*What you will do:* Output every record below exactly as it appears.

[Start Raw data]

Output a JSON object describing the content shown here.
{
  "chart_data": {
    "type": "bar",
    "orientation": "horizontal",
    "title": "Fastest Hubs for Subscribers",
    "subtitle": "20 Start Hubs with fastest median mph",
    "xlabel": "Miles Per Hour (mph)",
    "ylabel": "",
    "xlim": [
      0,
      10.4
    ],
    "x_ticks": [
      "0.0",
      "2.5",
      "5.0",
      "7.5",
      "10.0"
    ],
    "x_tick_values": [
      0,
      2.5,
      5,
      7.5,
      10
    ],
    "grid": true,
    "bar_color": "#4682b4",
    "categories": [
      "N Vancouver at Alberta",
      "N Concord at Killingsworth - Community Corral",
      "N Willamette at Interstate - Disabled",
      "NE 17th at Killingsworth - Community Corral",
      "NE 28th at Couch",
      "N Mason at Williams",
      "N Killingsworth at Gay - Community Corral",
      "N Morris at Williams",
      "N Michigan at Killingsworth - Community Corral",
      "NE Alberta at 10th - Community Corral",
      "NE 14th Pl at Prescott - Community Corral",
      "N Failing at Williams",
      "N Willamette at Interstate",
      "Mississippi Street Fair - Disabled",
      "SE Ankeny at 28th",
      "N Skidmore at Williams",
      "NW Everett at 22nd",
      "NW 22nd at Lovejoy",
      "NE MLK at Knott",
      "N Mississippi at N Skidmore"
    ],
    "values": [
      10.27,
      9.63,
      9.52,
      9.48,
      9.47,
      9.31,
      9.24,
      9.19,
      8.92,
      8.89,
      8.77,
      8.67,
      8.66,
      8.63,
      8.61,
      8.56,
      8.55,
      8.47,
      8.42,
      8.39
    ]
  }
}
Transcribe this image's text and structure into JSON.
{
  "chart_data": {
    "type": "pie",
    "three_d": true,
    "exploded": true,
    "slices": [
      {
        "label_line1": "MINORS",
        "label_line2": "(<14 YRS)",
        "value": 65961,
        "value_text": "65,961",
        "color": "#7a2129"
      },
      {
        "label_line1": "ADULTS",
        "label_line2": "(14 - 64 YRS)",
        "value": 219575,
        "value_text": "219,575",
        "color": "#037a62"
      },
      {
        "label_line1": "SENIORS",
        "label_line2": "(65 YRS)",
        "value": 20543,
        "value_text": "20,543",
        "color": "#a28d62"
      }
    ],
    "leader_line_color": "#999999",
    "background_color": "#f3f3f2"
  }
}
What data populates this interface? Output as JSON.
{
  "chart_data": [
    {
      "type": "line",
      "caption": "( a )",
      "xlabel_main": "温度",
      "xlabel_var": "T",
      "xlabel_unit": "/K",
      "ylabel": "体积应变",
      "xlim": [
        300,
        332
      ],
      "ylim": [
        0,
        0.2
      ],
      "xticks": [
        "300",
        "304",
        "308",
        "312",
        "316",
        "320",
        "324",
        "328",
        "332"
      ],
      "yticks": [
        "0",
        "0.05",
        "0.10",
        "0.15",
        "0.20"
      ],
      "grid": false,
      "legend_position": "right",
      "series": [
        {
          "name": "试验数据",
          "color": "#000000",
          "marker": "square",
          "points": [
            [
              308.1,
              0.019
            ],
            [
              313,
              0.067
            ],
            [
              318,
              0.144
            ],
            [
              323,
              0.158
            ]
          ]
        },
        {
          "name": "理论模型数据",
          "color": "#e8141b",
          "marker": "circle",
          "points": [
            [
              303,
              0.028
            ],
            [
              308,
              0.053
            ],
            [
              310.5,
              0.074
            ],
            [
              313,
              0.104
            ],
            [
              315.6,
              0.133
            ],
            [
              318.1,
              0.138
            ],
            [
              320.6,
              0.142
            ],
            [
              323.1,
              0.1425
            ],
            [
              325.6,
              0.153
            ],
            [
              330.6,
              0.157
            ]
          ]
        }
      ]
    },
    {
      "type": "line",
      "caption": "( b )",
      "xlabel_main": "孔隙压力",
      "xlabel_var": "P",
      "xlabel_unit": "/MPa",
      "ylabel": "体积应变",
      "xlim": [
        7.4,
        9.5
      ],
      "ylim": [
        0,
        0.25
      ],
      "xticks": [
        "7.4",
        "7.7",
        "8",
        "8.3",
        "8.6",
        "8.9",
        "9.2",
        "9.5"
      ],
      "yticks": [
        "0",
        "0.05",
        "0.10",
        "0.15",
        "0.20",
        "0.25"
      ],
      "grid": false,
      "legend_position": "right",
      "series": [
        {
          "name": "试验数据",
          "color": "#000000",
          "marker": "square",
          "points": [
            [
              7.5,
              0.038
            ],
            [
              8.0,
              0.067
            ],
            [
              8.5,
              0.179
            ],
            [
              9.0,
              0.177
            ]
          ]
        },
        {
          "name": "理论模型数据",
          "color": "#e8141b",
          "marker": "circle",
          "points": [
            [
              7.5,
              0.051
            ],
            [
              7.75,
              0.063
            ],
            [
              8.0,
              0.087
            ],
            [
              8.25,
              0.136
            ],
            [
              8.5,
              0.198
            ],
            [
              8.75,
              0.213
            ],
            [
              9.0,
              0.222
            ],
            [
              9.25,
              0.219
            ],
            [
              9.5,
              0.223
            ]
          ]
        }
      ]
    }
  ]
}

[End Raw data]

*The solution:*
Output a JSON object describing the content shown here.
{
  "chart_data": {
    "type": "bar",
    "orientation": "horizontal",
    "title": "Fastest Hubs for Subscribers",
    "subtitle": "20 Start Hubs with fastest median mph",
    "xlabel": "Miles Per Hour (mph)",
    "ylabel": "",
    "xlim": [
      0,
      10.4
    ],
    "x_ticks": [
      "0.0",
      "2.5",
      "5.0",
      "7.5",
      "10.0"
    ],
    "x_tick_values": [
      0,
      2.5,
      5,
      7.5,
      10
    ],
    "grid": true,
    "bar_color": "#4682b4",
    "categories": [
      "N Vancouver at Alberta",
      "N Concord at Killingsworth - Community Corral",
      "N Willamette at Interstate - Disabled",
      "NE 17th at Killingsworth - Community Corral",
      "NE 28th at Couch",
      "N Mason at Williams",
      "N Killingsworth at Gay - Community Corral",
      "N Morris at Williams",
      "N Michigan at Killingsworth - Community Corral",
      "NE Alberta at 10th - Community Corral",
      "NE 14th Pl at Prescott - Community Corral",
      "N Failing at Williams",
      "N Willamette at Interstate",
      "Mississippi Street Fair - Disabled",
      "SE Ankeny at 28th",
      "N Skidmore at Williams",
      "NW Everett at 22nd",
      "NW 22nd at Lovejoy",
      "NE MLK at Knott",
      "N Mississippi at N Skidmore"
    ],
    "values": [
      10.27,
      9.63,
      9.52,
      9.48,
      9.47,
      9.31,
      9.24,
      9.19,
      8.92,
      8.89,
      8.77,
      8.67,
      8.66,
      8.63,
      8.61,
      8.56,
      8.55,
      8.47,
      8.42,
      8.39
    ]
  }
}
Transcribe this image's text and structure into JSON.
{
  "chart_data": {
    "type": "pie",
    "three_d": true,
    "exploded": true,
    "slices": [
      {
        "label_line1": "MINORS",
        "label_line2": "(<14 YRS)",
        "value": 65961,
        "value_text": "65,961",
        "color": "#7a2129"
      },
      {
        "label_line1": "ADULTS",
        "label_line2": "(14 - 64 YRS)",
        "value": 219575,
        "value_text": "219,575",
        "color": "#037a62"
      },
      {
        "label_line1": "SENIORS",
        "label_line2": "(65 YRS)",
        "value": 20543,
        "value_text": "20,543",
        "color": "#a28d62"
      }
    ],
    "leader_line_color": "#999999",
    "background_color": "#f3f3f2"
  }
}
What data populates this interface? Output as JSON.
{
  "chart_data": [
    {
      "type": "line",
      "caption": "( a )",
      "xlabel_main": "温度",
      "xlabel_var": "T",
      "xlabel_unit": "/K",
      "ylabel": "体积应变",
      "xlim": [
        300,
        332
      ],
      "ylim": [
        0,
        0.2
      ],
      "xticks": [
        "300",
        "304",
        "308",
        "312",
        "316",
        "320",
        "324",
        "328",
        "332"
      ],
      "yticks": [
        "0",
        "0.05",
        "0.10",
        "0.15",
        "0.20"
      ],
      "grid": false,
      "legend_position": "right",
      "series": [
        {
          "name": "试验数据",
          "color": "#000000",
          "marker": "square",
          "points": [
            [
              308.1,
              0.019
            ],
            [
              313,
              0.067
            ],
            [
              318,
              0.144
            ],
            [
              323,
              0.158
            ]
          ]
        },
        {
          "name": "理论模型数据",
          "color": "#e8141b",
          "marker": "circle",
          "points": [
            [
              303,
              0.028
            ],
            [
              308,
              0.053
            ],
            [
              310.5,
              0.074
            ],
            [
              313,
              0.104
            ],
            [
              315.6,
              0.133
            ],
            [
              318.1,
              0.138
            ],
            [
              320.6,
              0.142
            ],
            [
              323.1,
              0.1425
            ],
            [
              325.6,
              0.153
            ],
            [
              330.6,
              0.157
            ]
          ]
        }
      ]
    },
    {
      "type": "line",
      "caption": "( b )",
      "xlabel_main": "孔隙压力",
      "xlabel_var": "P",
      "xlabel_unit": "/MPa",
      "ylabel": "体积应变",
      "xlim": [
        7.4,
        9.5
      ],
      "ylim": [
        0,
        0.25
      ],
      "xticks": [
        "7.4",
        "7.7",
        "8",
        "8.3",
        "8.6",
        "8.9",
        "9.2",
        "9.5"
      ],
      "yticks": [
        "0",
        "0.05",
        "0.10",
        "0.15",
        "0.20",
        "0.25"
      ],
      "grid": false,
      "legend_position": "right",
      "series": [
        {
          "name": "试验数据",
          "color": "#000000",
          "marker": "square",
          "points": [
            [
              7.5,
              0.038
            ],
            [
              8.0,
              0.067
            ],
            [
              8.5,
              0.179
            ],
            [
              9.0,
              0.177
            ]
          ]
        },
        {
          "name": "理论模型数据",
          "color": "#e8141b",
          "marker": "circle",
          "points": [
            [
              7.5,
              0.051
            ],
            [
              7.75,
              0.063
            ],
            [
              8.0,
              0.087
            ],
            [
              8.25,
              0.136
            ],
            [
              8.5,
              0.198
            ],
            [
              8.75,
              0.213
            ],
            [
              9.0,
              0.222
            ],
            [
              9.25,
              0.219
            ],
            [
              9.5,
              0.223
            ]
          ]
        }
      ]
    }
  ]
}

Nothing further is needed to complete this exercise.